Structured figure records
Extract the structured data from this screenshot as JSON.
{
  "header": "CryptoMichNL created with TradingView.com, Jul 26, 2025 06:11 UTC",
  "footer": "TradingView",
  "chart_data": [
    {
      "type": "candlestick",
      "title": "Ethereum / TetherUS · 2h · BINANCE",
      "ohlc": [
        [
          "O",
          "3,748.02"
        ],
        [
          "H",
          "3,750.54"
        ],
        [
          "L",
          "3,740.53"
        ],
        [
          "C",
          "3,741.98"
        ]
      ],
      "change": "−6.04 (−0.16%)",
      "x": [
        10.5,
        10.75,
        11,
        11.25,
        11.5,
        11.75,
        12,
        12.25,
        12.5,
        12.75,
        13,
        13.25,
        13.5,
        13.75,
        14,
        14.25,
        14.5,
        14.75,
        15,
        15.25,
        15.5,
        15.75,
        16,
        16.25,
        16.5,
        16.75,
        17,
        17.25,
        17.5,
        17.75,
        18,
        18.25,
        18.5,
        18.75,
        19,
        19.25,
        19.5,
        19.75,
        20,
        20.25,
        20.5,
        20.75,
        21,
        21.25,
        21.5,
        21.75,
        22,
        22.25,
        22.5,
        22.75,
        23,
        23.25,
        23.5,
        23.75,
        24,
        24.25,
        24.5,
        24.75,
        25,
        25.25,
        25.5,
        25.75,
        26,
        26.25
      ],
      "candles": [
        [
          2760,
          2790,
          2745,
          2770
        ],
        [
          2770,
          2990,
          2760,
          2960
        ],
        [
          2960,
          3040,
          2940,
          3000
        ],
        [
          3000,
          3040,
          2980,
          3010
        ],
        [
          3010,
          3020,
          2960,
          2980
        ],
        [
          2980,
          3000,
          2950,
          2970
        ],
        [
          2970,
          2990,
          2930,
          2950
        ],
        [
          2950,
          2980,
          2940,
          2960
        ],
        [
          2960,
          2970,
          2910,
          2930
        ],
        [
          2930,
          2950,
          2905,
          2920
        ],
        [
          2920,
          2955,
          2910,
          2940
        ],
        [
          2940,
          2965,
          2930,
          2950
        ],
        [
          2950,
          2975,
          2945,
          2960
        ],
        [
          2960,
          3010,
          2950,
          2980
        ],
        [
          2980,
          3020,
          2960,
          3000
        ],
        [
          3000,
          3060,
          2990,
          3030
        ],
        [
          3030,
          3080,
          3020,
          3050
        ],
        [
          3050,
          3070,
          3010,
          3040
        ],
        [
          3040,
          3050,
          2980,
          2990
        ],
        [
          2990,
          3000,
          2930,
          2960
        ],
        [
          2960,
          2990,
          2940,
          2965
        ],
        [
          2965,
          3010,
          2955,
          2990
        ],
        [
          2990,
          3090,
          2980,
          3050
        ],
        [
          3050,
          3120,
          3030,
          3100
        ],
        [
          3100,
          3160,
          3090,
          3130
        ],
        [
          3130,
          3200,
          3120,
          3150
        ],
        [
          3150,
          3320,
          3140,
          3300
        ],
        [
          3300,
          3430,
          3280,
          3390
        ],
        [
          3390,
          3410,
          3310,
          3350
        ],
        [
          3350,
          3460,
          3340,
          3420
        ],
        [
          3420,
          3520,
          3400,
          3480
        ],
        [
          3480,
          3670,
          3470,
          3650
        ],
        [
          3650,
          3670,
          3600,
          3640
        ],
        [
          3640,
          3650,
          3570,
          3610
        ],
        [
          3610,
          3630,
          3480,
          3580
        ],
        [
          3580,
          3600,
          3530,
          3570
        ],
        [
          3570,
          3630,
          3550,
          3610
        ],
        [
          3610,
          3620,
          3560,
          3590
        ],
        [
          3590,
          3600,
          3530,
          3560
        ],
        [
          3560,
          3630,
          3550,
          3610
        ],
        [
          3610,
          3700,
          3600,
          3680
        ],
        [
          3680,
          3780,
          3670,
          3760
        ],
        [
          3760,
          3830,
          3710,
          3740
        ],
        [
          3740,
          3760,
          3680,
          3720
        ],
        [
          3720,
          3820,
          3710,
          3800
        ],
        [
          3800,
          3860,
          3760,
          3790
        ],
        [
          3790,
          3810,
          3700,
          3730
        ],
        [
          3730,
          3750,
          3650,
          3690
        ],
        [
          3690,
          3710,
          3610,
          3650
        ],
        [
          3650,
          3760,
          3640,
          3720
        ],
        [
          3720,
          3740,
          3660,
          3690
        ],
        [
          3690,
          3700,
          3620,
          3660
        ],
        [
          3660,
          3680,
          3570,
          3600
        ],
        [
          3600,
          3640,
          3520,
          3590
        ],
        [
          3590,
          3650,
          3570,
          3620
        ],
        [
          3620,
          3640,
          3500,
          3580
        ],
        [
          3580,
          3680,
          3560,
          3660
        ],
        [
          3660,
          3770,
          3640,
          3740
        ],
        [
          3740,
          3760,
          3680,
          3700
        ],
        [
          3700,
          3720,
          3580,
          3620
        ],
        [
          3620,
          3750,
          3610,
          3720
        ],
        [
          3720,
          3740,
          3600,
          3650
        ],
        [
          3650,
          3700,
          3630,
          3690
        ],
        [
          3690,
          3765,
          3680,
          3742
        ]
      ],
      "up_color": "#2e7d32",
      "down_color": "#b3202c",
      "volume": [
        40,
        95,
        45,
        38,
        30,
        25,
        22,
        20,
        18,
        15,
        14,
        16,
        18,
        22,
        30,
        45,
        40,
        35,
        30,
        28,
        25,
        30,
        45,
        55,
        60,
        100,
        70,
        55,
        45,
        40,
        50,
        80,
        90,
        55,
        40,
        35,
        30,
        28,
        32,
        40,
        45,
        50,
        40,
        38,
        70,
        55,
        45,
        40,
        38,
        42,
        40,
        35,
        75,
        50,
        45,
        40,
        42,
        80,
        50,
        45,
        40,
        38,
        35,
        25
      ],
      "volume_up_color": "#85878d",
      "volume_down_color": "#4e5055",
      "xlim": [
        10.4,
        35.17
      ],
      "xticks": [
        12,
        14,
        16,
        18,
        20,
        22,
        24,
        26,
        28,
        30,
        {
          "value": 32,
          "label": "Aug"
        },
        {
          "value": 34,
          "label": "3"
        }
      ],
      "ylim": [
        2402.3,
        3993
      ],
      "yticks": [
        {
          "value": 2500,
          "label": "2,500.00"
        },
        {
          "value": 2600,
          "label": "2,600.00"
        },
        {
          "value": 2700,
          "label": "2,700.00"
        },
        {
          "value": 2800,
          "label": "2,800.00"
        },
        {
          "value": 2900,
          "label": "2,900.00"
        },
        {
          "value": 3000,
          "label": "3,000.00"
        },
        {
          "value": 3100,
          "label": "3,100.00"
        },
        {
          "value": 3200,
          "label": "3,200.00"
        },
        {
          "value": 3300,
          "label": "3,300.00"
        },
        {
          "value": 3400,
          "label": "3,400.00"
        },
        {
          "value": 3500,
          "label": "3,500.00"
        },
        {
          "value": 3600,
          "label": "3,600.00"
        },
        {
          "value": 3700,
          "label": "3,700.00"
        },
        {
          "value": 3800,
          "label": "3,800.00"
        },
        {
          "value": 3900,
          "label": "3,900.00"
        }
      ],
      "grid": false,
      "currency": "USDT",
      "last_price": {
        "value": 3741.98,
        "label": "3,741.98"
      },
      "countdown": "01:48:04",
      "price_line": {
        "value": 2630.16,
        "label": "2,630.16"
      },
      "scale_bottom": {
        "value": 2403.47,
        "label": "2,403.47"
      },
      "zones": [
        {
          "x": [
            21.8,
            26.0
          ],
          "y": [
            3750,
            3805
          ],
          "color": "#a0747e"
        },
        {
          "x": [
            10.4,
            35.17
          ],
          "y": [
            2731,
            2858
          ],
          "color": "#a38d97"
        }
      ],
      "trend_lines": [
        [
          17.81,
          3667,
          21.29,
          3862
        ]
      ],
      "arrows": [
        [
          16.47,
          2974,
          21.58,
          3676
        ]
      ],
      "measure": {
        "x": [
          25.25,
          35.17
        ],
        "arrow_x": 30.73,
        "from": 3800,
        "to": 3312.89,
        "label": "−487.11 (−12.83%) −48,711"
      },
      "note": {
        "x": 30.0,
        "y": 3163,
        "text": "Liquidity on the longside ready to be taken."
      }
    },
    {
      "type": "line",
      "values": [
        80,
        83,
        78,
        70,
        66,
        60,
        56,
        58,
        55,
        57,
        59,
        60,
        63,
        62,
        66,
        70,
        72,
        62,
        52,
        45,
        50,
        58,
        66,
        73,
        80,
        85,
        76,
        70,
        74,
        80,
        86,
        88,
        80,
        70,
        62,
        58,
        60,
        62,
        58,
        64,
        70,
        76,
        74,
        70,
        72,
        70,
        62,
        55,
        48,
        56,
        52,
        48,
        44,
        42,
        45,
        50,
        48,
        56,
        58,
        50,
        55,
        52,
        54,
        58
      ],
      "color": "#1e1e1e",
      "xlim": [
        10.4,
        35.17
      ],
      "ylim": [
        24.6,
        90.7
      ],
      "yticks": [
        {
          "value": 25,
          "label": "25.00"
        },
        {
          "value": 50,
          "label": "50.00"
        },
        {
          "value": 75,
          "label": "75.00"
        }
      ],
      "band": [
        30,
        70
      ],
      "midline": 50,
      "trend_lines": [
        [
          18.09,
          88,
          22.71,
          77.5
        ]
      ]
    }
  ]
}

**Task instructions**.
Copy out every line where the word "TradingView" occurs.

**Reply to the exercise**.
  "header": "CryptoMichNL created with TradingView.com, Jul 26, 2025 06:11 UTC",
  "footer": "TradingView",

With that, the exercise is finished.